Saved entries:
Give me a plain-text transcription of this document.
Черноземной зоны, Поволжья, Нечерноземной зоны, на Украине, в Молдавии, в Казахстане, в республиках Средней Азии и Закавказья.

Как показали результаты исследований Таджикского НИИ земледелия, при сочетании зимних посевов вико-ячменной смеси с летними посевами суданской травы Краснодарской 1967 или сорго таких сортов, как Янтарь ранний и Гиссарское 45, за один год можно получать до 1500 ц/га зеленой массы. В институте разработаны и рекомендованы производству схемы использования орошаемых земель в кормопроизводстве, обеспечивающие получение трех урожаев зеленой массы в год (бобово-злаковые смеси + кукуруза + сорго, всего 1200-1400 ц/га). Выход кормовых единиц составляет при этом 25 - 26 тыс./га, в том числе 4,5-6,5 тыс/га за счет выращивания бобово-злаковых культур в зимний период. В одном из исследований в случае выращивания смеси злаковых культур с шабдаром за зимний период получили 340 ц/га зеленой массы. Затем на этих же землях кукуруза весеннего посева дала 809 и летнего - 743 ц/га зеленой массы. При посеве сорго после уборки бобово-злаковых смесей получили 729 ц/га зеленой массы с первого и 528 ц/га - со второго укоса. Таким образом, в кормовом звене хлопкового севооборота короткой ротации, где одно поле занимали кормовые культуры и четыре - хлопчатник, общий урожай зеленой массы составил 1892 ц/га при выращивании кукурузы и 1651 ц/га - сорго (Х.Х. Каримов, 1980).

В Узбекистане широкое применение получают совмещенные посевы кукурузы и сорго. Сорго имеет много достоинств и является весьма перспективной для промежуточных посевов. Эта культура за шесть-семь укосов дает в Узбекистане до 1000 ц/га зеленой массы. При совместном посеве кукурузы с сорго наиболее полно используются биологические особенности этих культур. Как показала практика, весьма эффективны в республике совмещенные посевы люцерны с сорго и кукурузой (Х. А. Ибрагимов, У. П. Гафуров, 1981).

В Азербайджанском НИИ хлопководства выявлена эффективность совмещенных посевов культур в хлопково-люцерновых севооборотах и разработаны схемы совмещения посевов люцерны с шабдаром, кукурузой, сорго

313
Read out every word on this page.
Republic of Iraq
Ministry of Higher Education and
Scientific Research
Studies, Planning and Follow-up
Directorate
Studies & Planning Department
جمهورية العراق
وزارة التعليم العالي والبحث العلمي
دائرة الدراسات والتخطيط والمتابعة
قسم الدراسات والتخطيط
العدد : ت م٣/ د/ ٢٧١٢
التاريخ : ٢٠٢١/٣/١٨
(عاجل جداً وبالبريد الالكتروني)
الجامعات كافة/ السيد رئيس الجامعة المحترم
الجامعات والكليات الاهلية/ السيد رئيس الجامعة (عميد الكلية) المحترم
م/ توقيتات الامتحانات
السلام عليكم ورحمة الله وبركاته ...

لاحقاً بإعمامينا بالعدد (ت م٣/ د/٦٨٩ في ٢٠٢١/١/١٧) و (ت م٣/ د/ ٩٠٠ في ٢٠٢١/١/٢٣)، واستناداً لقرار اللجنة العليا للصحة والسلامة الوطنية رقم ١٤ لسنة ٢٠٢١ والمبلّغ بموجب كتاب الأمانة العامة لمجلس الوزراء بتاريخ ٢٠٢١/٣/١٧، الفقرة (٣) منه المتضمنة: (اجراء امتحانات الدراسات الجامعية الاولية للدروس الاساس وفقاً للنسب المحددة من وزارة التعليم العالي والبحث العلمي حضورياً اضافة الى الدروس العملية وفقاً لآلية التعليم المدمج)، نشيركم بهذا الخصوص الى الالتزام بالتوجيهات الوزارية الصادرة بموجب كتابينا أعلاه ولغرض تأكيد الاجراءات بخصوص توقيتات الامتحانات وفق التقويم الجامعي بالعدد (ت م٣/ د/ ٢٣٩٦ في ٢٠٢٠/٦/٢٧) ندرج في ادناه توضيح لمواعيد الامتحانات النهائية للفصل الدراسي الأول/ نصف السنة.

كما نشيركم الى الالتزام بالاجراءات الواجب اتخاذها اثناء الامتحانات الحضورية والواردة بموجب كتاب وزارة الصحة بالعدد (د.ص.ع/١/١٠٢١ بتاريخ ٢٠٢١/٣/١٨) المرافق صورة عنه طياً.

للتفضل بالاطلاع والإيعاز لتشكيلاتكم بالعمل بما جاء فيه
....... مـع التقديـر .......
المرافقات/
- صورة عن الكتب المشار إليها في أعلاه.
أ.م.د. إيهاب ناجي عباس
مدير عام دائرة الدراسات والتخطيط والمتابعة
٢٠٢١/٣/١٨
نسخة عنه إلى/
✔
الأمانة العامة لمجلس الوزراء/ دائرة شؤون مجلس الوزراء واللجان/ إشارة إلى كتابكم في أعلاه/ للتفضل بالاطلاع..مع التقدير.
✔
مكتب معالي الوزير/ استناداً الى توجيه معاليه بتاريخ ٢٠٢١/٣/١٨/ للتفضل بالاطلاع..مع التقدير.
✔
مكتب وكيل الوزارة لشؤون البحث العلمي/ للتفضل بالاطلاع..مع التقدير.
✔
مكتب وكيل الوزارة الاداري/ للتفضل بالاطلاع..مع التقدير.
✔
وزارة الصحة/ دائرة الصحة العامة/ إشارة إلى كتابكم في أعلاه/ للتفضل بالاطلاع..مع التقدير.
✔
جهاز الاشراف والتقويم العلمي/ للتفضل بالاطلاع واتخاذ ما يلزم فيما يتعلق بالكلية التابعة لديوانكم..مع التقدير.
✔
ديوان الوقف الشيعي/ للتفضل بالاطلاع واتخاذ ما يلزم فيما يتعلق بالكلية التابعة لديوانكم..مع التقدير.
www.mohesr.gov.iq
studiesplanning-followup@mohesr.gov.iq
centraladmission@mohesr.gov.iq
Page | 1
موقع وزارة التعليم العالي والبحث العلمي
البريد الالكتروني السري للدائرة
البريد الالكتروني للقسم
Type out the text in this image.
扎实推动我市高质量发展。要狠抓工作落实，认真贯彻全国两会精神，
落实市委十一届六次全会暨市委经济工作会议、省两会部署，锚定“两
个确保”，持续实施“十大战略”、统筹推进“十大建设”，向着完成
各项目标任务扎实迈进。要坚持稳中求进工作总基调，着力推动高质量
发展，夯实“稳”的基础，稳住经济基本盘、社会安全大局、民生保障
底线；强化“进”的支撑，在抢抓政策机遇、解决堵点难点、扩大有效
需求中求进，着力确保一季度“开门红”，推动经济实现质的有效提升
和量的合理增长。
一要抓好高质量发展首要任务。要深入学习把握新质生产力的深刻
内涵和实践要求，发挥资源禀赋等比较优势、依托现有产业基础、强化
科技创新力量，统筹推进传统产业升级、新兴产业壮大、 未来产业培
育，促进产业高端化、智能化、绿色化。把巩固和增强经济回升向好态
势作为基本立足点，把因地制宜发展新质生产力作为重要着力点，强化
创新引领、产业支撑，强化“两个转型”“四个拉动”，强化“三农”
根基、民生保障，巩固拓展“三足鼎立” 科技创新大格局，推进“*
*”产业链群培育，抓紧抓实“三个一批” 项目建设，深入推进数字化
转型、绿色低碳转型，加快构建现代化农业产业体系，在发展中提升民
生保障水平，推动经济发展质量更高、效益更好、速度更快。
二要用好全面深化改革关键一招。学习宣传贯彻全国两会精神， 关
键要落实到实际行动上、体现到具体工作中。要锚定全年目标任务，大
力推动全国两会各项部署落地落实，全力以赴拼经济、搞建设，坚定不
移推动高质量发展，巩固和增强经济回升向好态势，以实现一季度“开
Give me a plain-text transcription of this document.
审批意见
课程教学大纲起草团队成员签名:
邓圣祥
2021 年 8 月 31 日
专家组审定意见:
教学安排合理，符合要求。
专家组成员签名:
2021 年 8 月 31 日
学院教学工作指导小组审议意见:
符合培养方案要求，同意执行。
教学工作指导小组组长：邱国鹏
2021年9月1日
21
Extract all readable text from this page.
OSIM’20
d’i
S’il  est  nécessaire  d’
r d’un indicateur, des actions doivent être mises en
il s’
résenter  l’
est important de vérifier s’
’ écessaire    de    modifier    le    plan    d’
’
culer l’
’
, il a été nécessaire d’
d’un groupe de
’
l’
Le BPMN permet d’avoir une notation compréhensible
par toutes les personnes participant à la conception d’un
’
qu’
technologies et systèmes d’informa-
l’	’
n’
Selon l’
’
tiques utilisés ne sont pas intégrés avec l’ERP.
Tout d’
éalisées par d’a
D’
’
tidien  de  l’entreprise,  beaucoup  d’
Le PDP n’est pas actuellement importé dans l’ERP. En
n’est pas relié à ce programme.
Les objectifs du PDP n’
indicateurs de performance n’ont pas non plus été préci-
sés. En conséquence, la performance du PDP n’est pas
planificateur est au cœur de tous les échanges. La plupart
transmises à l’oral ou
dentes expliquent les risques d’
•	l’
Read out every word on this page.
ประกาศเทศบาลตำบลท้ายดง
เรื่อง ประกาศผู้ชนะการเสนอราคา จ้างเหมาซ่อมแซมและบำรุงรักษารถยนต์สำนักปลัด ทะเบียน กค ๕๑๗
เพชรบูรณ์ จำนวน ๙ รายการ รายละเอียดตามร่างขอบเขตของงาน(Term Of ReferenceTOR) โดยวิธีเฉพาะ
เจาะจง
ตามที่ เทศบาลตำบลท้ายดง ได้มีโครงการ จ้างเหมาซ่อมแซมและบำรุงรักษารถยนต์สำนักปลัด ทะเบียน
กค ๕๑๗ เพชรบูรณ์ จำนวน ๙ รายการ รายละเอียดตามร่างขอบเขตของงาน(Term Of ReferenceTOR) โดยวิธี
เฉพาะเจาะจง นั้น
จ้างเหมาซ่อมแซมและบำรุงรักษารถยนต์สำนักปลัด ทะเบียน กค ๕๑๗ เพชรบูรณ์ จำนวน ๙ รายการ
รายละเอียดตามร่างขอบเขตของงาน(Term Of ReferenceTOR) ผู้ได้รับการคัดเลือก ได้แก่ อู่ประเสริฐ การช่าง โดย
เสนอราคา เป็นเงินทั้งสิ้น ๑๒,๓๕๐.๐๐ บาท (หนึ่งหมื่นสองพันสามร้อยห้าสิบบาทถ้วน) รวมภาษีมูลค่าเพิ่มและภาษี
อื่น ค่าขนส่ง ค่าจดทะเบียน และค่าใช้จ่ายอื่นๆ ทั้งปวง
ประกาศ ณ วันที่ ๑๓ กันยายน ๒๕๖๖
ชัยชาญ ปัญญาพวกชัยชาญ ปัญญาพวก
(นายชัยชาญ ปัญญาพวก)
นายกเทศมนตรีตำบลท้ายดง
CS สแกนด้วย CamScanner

TASK DETAILS:
Reproduce each line of the material containing the word "والمتابعة".

WRITTEN RESPONSE:
دائرة الدراسات والتخطيط والمتابعة
مدير عام دائرة الدراسات والتخطيط والمتابعة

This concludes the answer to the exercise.